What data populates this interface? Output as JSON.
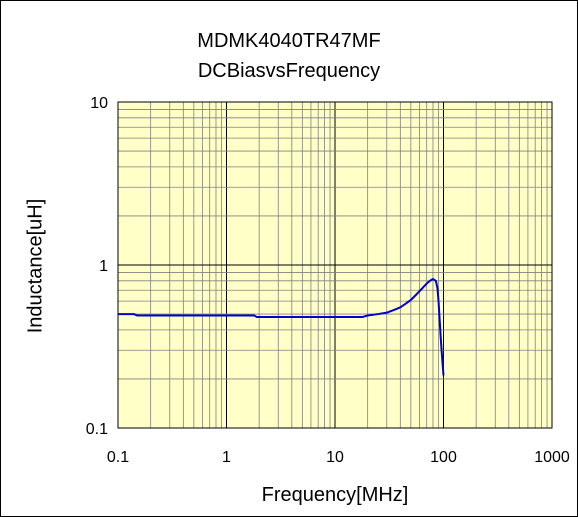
{
  "chart_data": {
    "type": "line",
    "title": "MDMK4040TR47MF",
    "subtitle": "DCBiasvsFrequency",
    "xlabel": "Frequency[MHz]",
    "ylabel": "Inductance[uH]",
    "x_scale": "log",
    "y_scale": "log",
    "xlim": [
      0.1,
      1000
    ],
    "ylim": [
      0.1,
      10
    ],
    "x_ticks": [
      "0.1",
      "1",
      "10",
      "100",
      "1000"
    ],
    "y_ticks": [
      "0.1",
      "1",
      "10"
    ],
    "grid": true,
    "legend": "none",
    "plot_background": "#ffffc8",
    "series": [
      {
        "color": "#0000cc",
        "x": [
          0.1,
          0.14,
          0.15,
          0.5,
          1.0,
          1.8,
          1.9,
          5,
          10,
          18,
          20,
          25,
          30,
          35,
          40,
          45,
          50,
          55,
          60,
          65,
          70,
          75,
          80,
          85,
          88,
          90,
          92,
          94,
          96,
          98,
          100
        ],
        "y": [
          0.5,
          0.5,
          0.49,
          0.49,
          0.49,
          0.49,
          0.48,
          0.48,
          0.48,
          0.48,
          0.49,
          0.5,
          0.51,
          0.53,
          0.55,
          0.58,
          0.61,
          0.65,
          0.69,
          0.73,
          0.77,
          0.8,
          0.82,
          0.8,
          0.72,
          0.6,
          0.47,
          0.37,
          0.3,
          0.25,
          0.21
        ]
      }
    ]
  }
}
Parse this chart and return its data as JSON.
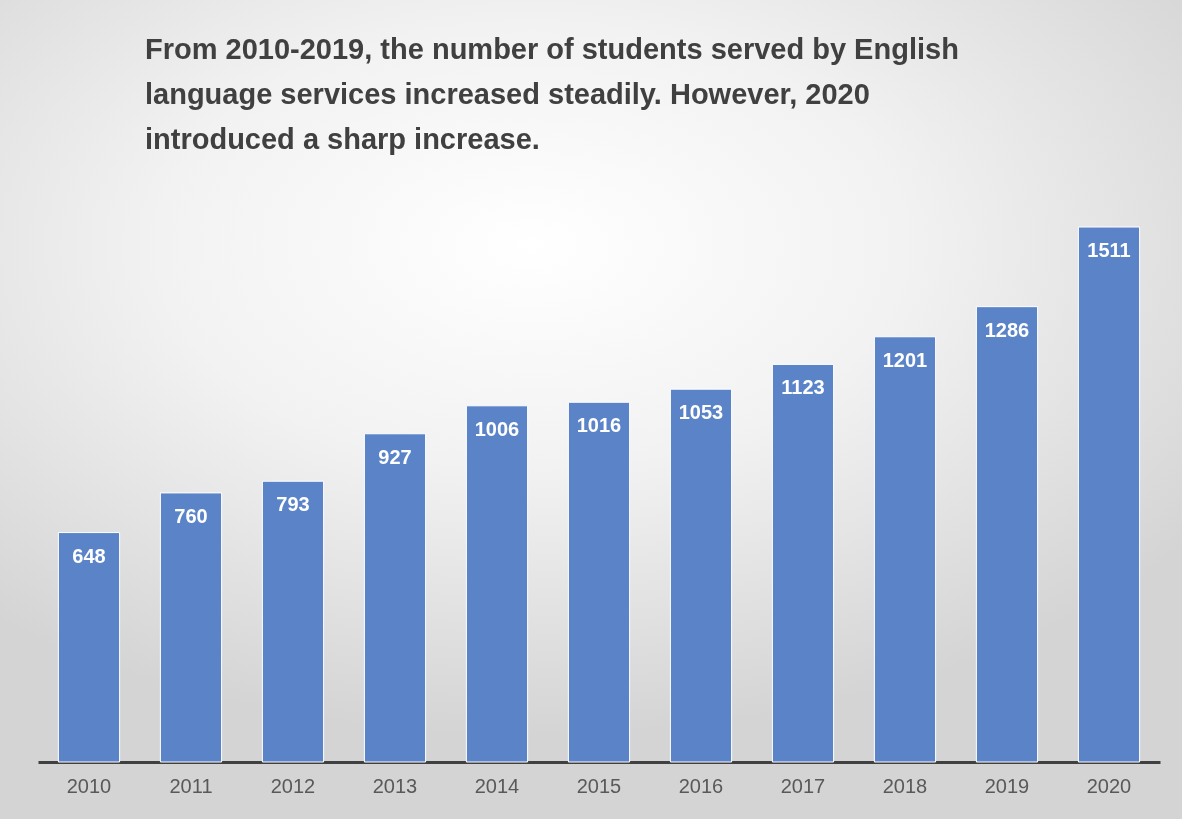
{
  "chart_data": {
    "type": "bar",
    "title": "From 2010-2019, the number of students served by English language services increased steadily. However, 2020 introduced a sharp increase.",
    "categories": [
      "2010",
      "2011",
      "2012",
      "2013",
      "2014",
      "2015",
      "2016",
      "2017",
      "2018",
      "2019",
      "2020"
    ],
    "values": [
      648,
      760,
      793,
      927,
      1006,
      1016,
      1053,
      1123,
      1201,
      1286,
      1511
    ],
    "color": "#5b84c8",
    "data_labels": true
  }
}
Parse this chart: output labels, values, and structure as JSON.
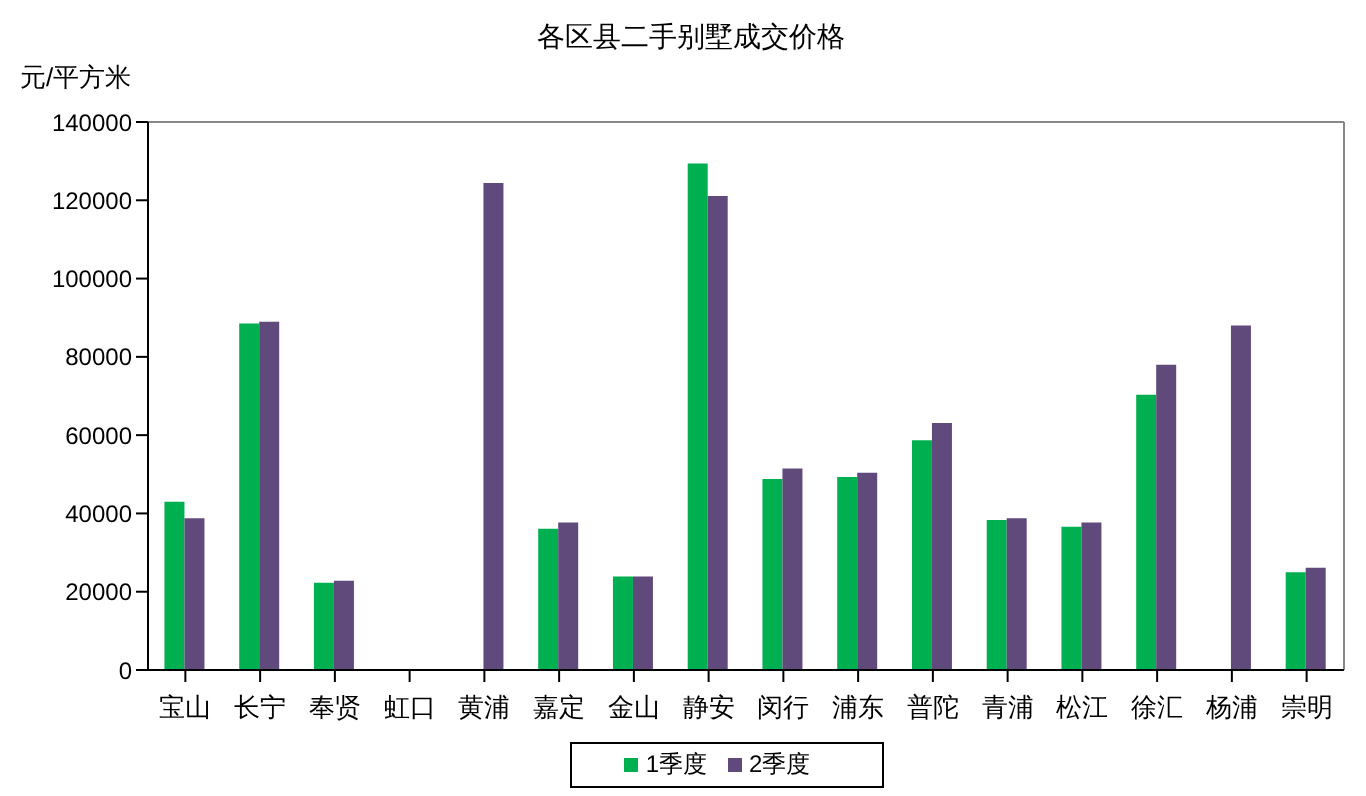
{
  "chart_data": {
    "type": "bar",
    "title": "各区县二手别墅成交价格",
    "ylabel": "元/平方米",
    "categories": [
      "宝山",
      "长宁",
      "奉贤",
      "虹口",
      "黄浦",
      "嘉定",
      "金山",
      "静安",
      "闵行",
      "浦东",
      "普陀",
      "青浦",
      "松江",
      "徐汇",
      "杨浦",
      "崇明"
    ],
    "series": [
      {
        "name": "1季度",
        "color": "#00b050",
        "values": [
          43000,
          88500,
          22300,
          null,
          null,
          36100,
          23900,
          129400,
          48800,
          49300,
          58700,
          38300,
          36600,
          70300,
          null,
          25000
        ]
      },
      {
        "name": "2季度",
        "color": "#604a7b",
        "values": [
          38800,
          89000,
          22800,
          null,
          124400,
          37700,
          23900,
          121100,
          51500,
          50400,
          63100,
          38800,
          37700,
          78000,
          88000,
          26100
        ]
      }
    ],
    "ylim": [
      0,
      140000
    ],
    "yticks": [
      0,
      20000,
      40000,
      60000,
      80000,
      100000,
      120000,
      140000
    ],
    "grid": false,
    "legend": "bottom"
  }
}
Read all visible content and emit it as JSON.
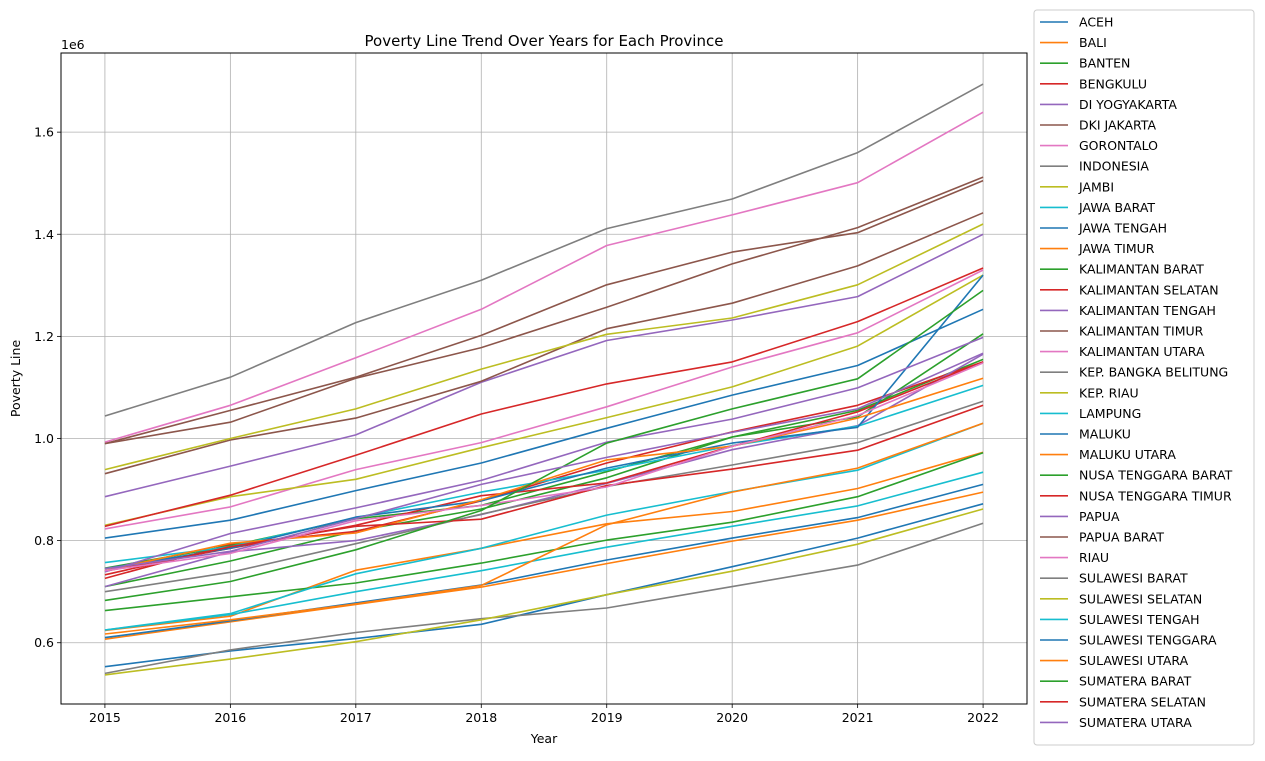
{
  "chart_data": {
    "type": "line",
    "title": "Poverty Line Trend Over Years for Each Province",
    "xlabel": "Year",
    "ylabel": "Poverty Line",
    "offset_label": "1e6",
    "x": [
      2015,
      2016,
      2017,
      2018,
      2019,
      2020,
      2021,
      2022
    ],
    "xlim": [
      2014.65,
      2022.35
    ],
    "ylim": [
      480000,
      1755000
    ],
    "yticks": [
      600000,
      800000,
      1000000,
      1200000,
      1400000,
      1600000
    ],
    "ytick_labels": [
      "0.6",
      "0.8",
      "1.0",
      "1.2",
      "1.4",
      "1.6"
    ],
    "grid": true,
    "legend_position": "outside-right",
    "series": [
      {
        "name": "ACEH",
        "color": "#1f77b4",
        "values": [
          805000,
          840000,
          898000,
          952000,
          1020000,
          1085000,
          1143000,
          1253000
        ]
      },
      {
        "name": "BALI",
        "color": "#ff7f0e",
        "values": [
          624000,
          652000,
          742000,
          785000,
          833000,
          857000,
          902000,
          973000
        ]
      },
      {
        "name": "BANTEN",
        "color": "#2ca02c",
        "values": [
          710000,
          760000,
          819000,
          862000,
          923000,
          1003000,
          1055000,
          1155000
        ]
      },
      {
        "name": "BENGKULU",
        "color": "#d62728",
        "values": [
          726000,
          793000,
          818000,
          878000,
          952000,
          1013000,
          1065000,
          1150000
        ]
      },
      {
        "name": "DI YOGYAKARTA",
        "color": "#9467bd",
        "values": [
          710000,
          778000,
          800000,
          851000,
          912000,
          978000,
          1025000,
          1165000
        ]
      },
      {
        "name": "DKI JAKARTA",
        "color": "#8c564b",
        "values": [
          990000,
          1055000,
          1120000,
          1202000,
          1301000,
          1365000,
          1403000,
          1505000
        ]
      },
      {
        "name": "GORONTALO",
        "color": "#e377c2",
        "values": [
          823000,
          866000,
          939000,
          992000,
          1062000,
          1140000,
          1207000,
          1330000
        ]
      },
      {
        "name": "INDONESIA",
        "color": "#7f7f7f",
        "values": [
          700000,
          738000,
          794000,
          852000,
          906000,
          948000,
          992000,
          1073000
        ]
      },
      {
        "name": "JAMBI",
        "color": "#bcbd22",
        "values": [
          830000,
          886000,
          920000,
          982000,
          1041000,
          1101000,
          1181000,
          1320000
        ]
      },
      {
        "name": "JAWA BARAT",
        "color": "#17becf",
        "values": [
          625000,
          655000,
          700000,
          741000,
          787000,
          828000,
          868000,
          934000
        ]
      },
      {
        "name": "JAWA TENGAH",
        "color": "#1f77b4",
        "values": [
          553000,
          584000,
          608000,
          636000,
          694000,
          749000,
          805000,
          872000
        ]
      },
      {
        "name": "JAWA TIMUR",
        "color": "#ff7f0e",
        "values": [
          607000,
          641000,
          675000,
          709000,
          755000,
          799000,
          840000,
          895000
        ]
      },
      {
        "name": "KALIMANTAN BARAT",
        "color": "#2ca02c",
        "values": [
          746000,
          790000,
          843000,
          869000,
          935000,
          1003000,
          1042000,
          1205000
        ]
      },
      {
        "name": "KALIMANTAN SELATAN",
        "color": "#d62728",
        "values": [
          740000,
          785000,
          830000,
          888000,
          913000,
          985000,
          1052000,
          1150000
        ]
      },
      {
        "name": "KALIMANTAN TENGAH",
        "color": "#9467bd",
        "values": [
          886000,
          946000,
          1007000,
          1110000,
          1192000,
          1232000,
          1278000,
          1400000
        ]
      },
      {
        "name": "KALIMANTAN TIMUR",
        "color": "#8c564b",
        "values": [
          931000,
          997000,
          1040000,
          1112000,
          1215000,
          1265000,
          1338000,
          1442000
        ]
      },
      {
        "name": "KALIMANTAN UTARA",
        "color": "#e377c2",
        "values": [
          993000,
          1065000,
          1158000,
          1253000,
          1378000,
          1438000,
          1501000,
          1639000
        ]
      },
      {
        "name": "KEP. BANGKA BELITUNG",
        "color": "#7f7f7f",
        "values": [
          1044000,
          1120000,
          1227000,
          1310000,
          1411000,
          1469000,
          1560000,
          1694000
        ]
      },
      {
        "name": "KEP. RIAU",
        "color": "#bcbd22",
        "values": [
          939000,
          1000000,
          1058000,
          1136000,
          1204000,
          1236000,
          1301000,
          1420000
        ]
      },
      {
        "name": "LAMPUNG",
        "color": "#17becf",
        "values": [
          757000,
          788000,
          845000,
          895000,
          938000,
          986000,
          1024000,
          1104000
        ]
      },
      {
        "name": "MALUKU",
        "color": "#1f77b4",
        "values": [
          745000,
          785000,
          846000,
          878000,
          942000,
          991000,
          1022000,
          1320000
        ]
      },
      {
        "name": "MALUKU UTARA",
        "color": "#ff7f0e",
        "values": [
          741000,
          795000,
          815000,
          880000,
          958000,
          985000,
          1040000,
          1118000
        ]
      },
      {
        "name": "NUSA TENGGARA BARAT",
        "color": "#2ca02c",
        "values": [
          663000,
          690000,
          717000,
          756000,
          801000,
          836000,
          886000,
          972000
        ]
      },
      {
        "name": "NUSA TENGGARA TIMUR",
        "color": "#d62728",
        "values": [
          733000,
          788000,
          828000,
          842000,
          908000,
          940000,
          977000,
          1065000
        ]
      },
      {
        "name": "PAPUA",
        "color": "#9467bd",
        "values": [
          739000,
          814000,
          864000,
          918000,
          993000,
          1038000,
          1099000,
          1198000
        ]
      },
      {
        "name": "PAPUA BARAT",
        "color": "#8c564b",
        "values": [
          990000,
          1032000,
          1118000,
          1178000,
          1257000,
          1342000,
          1413000,
          1512000
        ]
      },
      {
        "name": "RIAU",
        "color": "#e377c2",
        "values": [
          741000,
          775000,
          839000,
          869000,
          905000,
          985000,
          1045000,
          1148000
        ]
      },
      {
        "name": "SULAWESI BARAT",
        "color": "#7f7f7f",
        "values": [
          540000,
          586000,
          620000,
          647000,
          668000,
          710000,
          752000,
          834000
        ]
      },
      {
        "name": "SULAWESI SELATAN",
        "color": "#bcbd22",
        "values": [
          537000,
          568000,
          602000,
          645000,
          694000,
          740000,
          793000,
          862000
        ]
      },
      {
        "name": "SULAWESI TENGAH",
        "color": "#17becf",
        "values": [
          625000,
          657000,
          735000,
          785000,
          850000,
          896000,
          938000,
          1030000
        ]
      },
      {
        "name": "SULAWESI TENGGARA",
        "color": "#1f77b4",
        "values": [
          610000,
          643000,
          678000,
          713000,
          762000,
          805000,
          845000,
          910000
        ]
      },
      {
        "name": "SULAWESI UTARA",
        "color": "#ff7f0e",
        "values": [
          617000,
          645000,
          676000,
          712000,
          831000,
          895000,
          942000,
          1030000
        ]
      },
      {
        "name": "SUMATERA BARAT",
        "color": "#2ca02c",
        "values": [
          683000,
          720000,
          782000,
          859000,
          991000,
          1058000,
          1117000,
          1290000
        ]
      },
      {
        "name": "SUMATERA SELATAN",
        "color": "#d62728",
        "values": [
          828000,
          889000,
          967000,
          1048000,
          1107000,
          1150000,
          1229000,
          1334000
        ]
      },
      {
        "name": "SUMATERA UTARA",
        "color": "#9467bd",
        "values": [
          745000,
          779000,
          843000,
          910000,
          963000,
          1012000,
          1058000,
          1167000
        ]
      }
    ]
  }
}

- **EXERCISE DIRECTIONS**:
For each line of the listing that holds the word "KALIMANTAN", show that line.

- **FINISHED EXERCISE**:
        "name": "KALIMANTAN BARAT",
        "name": "KALIMANTAN SELATAN",
        "name": "KALIMANTAN TENGAH",
        "name": "KALIMANTAN TIMUR",
        "name": "KALIMANTAN UTARA",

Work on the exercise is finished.